The problem — Rewrite the records from the first line through the line containing "close-button[interactable] xyxy=(2278,94,2319,135)", inclusive, swapping "profile-picture-title" for "avatar-title" and leaving everything else untouched.

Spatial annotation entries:
- - -
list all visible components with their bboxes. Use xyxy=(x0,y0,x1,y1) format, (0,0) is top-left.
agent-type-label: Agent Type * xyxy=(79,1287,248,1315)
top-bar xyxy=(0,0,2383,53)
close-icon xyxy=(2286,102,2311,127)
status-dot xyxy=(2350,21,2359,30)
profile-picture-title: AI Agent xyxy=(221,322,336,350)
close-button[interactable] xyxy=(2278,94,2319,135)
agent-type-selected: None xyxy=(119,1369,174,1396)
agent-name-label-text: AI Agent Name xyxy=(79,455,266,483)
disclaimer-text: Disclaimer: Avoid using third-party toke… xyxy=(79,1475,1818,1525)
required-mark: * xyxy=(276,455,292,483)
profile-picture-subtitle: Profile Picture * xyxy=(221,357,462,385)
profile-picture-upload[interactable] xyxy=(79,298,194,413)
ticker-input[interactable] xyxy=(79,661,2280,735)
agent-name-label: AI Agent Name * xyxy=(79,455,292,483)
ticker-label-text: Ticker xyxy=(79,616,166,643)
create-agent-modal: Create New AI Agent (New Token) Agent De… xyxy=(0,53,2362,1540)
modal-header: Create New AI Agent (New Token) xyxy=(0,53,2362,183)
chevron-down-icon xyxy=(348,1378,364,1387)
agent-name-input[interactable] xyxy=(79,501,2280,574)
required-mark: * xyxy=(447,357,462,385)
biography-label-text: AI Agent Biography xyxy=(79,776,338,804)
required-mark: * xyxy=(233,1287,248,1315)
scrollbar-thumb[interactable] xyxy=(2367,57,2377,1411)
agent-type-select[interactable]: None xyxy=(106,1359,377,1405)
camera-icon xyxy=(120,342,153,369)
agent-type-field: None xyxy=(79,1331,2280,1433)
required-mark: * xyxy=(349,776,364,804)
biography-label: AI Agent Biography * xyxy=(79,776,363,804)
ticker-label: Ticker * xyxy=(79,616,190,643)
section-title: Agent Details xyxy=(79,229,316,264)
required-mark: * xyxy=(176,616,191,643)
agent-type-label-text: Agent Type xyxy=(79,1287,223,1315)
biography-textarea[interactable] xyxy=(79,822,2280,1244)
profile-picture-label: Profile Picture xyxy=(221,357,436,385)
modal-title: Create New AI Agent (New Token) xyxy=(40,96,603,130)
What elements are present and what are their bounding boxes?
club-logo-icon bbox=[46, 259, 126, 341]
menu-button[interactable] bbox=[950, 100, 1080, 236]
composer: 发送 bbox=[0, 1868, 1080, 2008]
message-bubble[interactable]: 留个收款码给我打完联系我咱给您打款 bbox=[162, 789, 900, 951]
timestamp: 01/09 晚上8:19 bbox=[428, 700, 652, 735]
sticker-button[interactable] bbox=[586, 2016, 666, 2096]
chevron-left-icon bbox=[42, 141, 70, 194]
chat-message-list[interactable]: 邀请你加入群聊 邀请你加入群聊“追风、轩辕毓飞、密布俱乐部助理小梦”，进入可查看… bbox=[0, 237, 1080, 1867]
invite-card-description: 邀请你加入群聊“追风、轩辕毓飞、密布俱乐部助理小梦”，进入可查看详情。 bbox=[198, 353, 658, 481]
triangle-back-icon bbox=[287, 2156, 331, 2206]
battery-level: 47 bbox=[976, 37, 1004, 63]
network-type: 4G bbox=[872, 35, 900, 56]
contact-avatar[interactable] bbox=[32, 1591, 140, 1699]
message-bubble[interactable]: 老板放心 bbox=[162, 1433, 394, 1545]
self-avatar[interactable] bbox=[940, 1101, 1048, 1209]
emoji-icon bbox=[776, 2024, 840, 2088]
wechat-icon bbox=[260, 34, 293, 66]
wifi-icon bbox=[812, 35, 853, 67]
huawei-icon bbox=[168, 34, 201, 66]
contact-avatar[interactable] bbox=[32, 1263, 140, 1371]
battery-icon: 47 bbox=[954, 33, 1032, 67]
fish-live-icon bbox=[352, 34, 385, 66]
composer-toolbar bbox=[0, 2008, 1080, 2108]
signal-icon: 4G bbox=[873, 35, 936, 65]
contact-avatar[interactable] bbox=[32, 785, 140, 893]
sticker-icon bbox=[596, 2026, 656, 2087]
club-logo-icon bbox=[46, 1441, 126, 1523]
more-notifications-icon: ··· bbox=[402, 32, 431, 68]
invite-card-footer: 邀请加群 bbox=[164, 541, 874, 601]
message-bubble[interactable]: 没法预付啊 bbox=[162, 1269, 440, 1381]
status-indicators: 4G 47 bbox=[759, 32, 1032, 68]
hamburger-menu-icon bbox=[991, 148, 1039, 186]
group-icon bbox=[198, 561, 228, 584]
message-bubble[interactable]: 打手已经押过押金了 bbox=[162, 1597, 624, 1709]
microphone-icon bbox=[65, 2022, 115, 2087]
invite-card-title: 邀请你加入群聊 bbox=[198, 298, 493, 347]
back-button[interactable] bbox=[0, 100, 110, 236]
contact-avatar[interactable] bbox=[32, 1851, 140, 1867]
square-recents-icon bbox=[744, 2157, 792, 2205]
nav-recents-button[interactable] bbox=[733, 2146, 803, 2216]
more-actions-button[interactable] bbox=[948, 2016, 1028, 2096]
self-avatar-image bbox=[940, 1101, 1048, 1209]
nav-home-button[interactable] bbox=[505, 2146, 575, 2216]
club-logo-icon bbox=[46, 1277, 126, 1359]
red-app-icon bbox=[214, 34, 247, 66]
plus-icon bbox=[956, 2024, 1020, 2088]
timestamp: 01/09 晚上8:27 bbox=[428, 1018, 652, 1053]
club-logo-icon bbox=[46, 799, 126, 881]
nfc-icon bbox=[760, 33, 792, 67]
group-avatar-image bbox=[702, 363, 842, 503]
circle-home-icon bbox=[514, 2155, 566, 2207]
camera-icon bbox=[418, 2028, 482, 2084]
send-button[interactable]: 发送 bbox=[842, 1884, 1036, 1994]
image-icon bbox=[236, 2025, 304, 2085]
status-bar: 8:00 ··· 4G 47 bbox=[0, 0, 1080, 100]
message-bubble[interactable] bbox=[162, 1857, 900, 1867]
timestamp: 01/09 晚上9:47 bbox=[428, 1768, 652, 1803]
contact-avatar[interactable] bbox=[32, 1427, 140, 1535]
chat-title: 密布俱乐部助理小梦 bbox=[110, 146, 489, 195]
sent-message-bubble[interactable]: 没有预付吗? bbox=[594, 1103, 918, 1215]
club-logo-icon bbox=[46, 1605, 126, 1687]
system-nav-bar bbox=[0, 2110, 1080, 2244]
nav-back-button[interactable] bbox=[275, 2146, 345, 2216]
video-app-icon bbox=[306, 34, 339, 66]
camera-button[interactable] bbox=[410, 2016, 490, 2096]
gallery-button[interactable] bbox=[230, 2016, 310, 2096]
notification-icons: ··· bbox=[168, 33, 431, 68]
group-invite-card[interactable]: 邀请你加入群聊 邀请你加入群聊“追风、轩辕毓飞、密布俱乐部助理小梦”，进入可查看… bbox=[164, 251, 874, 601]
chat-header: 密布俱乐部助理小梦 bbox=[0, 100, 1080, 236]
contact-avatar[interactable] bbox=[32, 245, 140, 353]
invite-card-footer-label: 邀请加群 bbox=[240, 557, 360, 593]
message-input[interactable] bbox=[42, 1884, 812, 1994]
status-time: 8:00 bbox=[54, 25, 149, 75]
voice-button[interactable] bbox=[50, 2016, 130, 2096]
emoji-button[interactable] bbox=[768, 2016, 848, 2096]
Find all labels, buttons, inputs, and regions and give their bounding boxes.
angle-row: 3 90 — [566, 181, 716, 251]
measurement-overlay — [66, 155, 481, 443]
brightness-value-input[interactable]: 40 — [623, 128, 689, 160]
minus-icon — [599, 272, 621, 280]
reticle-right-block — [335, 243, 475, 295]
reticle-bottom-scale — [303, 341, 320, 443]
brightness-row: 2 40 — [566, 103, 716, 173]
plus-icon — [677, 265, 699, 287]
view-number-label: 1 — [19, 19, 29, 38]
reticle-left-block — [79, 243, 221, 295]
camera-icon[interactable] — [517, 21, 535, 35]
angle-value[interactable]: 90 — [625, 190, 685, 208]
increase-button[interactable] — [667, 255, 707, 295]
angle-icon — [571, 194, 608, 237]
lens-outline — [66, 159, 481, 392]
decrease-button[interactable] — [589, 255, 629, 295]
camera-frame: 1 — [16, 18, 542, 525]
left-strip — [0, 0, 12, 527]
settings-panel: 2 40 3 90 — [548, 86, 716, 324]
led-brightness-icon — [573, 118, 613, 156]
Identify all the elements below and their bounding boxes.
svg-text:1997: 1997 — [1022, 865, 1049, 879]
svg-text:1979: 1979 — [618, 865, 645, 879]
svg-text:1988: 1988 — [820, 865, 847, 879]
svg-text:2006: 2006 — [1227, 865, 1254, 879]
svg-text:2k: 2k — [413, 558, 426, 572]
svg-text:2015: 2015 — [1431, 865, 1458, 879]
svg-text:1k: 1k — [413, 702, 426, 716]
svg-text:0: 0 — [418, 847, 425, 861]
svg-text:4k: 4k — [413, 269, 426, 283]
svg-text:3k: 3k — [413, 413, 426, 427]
- - -
Problem solution —
list all visible components with their bboxes. Use xyxy=(x0,y0,x1,y1) format, (0,0) is top-left.
agent-type-label: Agent Type * xyxy=(79,1287,248,1315)
top-bar xyxy=(0,0,2383,53)
close-icon xyxy=(2286,102,2311,127)
status-dot xyxy=(2350,21,2359,30)
avatar-title: AI Agent xyxy=(221,322,336,350)
close-button[interactable] xyxy=(2278,94,2319,135)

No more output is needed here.